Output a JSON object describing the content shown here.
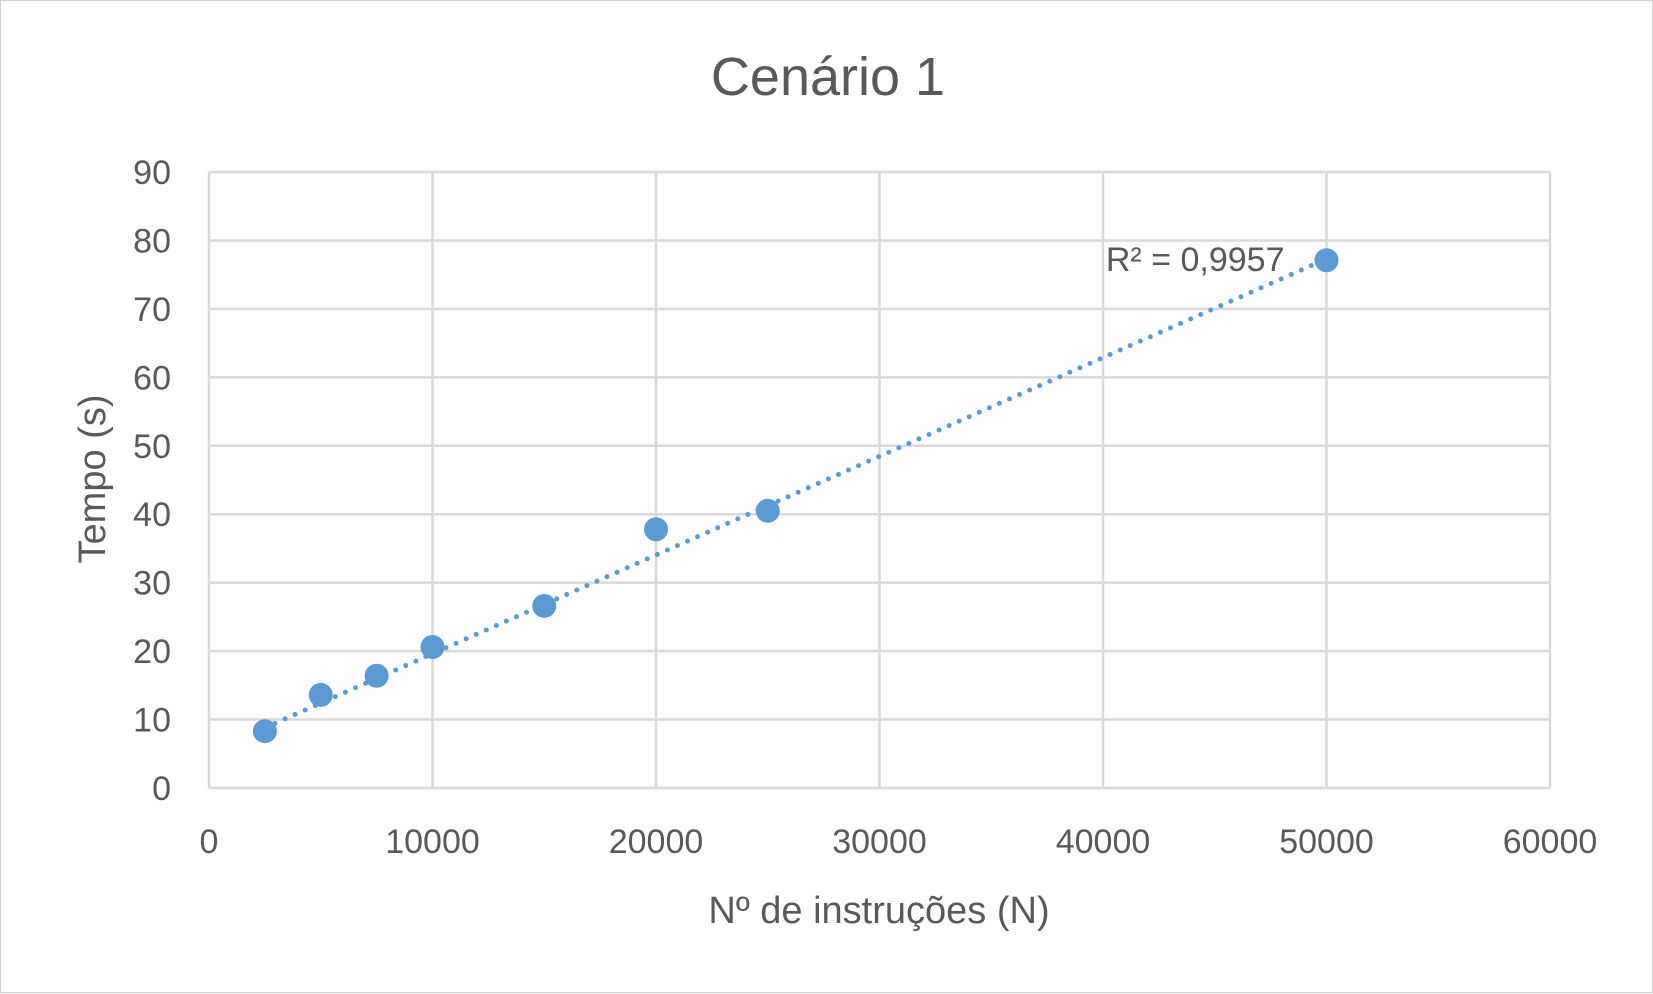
{
  "chart_data": {
    "type": "scatter",
    "title": "Cenário 1",
    "xlabel": "Nº de instruções (N)",
    "ylabel": "Tempo (s)",
    "xlim": [
      0,
      60000
    ],
    "ylim": [
      0,
      90
    ],
    "x_ticks": [
      0,
      10000,
      20000,
      30000,
      40000,
      50000,
      60000
    ],
    "y_ticks": [
      0,
      10,
      20,
      30,
      40,
      50,
      60,
      70,
      80,
      90
    ],
    "grid": true,
    "series": [
      {
        "points": [
          {
            "x": 2500,
            "y": 8.3
          },
          {
            "x": 5000,
            "y": 13.6
          },
          {
            "x": 7500,
            "y": 16.4
          },
          {
            "x": 10000,
            "y": 20.6
          },
          {
            "x": 15000,
            "y": 26.6
          },
          {
            "x": 20000,
            "y": 37.8
          },
          {
            "x": 25000,
            "y": 40.5
          },
          {
            "x": 50000,
            "y": 77.1
          }
        ]
      }
    ],
    "trendline": {
      "type": "linear",
      "style": "dotted",
      "x_range": [
        2500,
        50000
      ],
      "y_range": [
        8.8,
        77.3
      ],
      "label": "R² = 0,9957"
    },
    "colors": {
      "series": "#5b9bd5",
      "grid": "#d9d9d9",
      "text": "#595959"
    }
  }
}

· · ·

EXERCISE: Output the material word for word, omitting its pictures.

TASK RESULT:
Output a JSON object describing the content shown here.
{
  "chart_data": {
    "type": "scatter",
    "title": "Cenário 1",
    "xlabel": "Nº de instruções (N)",
    "ylabel": "Tempo (s)",
    "xlim": [
      0,
      60000
    ],
    "ylim": [
      0,
      90
    ],
    "x_ticks": [
      0,
      10000,
      20000,
      30000,
      40000,
      50000,
      60000
    ],
    "y_ticks": [
      0,
      10,
      20,
      30,
      40,
      50,
      60,
      70,
      80,
      90
    ],
    "grid": true,
    "series": [
      {
        "points": [
          {
            "x": 2500,
            "y": 8.3
          },
          {
            "x": 5000,
            "y": 13.6
          },
          {
            "x": 7500,
            "y": 16.4
          },
          {
            "x": 10000,
            "y": 20.6
          },
          {
            "x": 15000,
            "y": 26.6
          },
          {
            "x": 20000,
            "y": 37.8
          },
          {
            "x": 25000,
            "y": 40.5
          },
          {
            "x": 50000,
            "y": 77.1
          }
        ]
      }
    ],
    "trendline": {
      "type": "linear",
      "style": "dotted",
      "x_range": [
        2500,
        50000
      ],
      "y_range": [
        8.8,
        77.3
      ],
      "label": "R² = 0,9957"
    },
    "colors": {
      "series": "#5b9bd5",
      "grid": "#d9d9d9",
      "text": "#595959"
    }
  }
}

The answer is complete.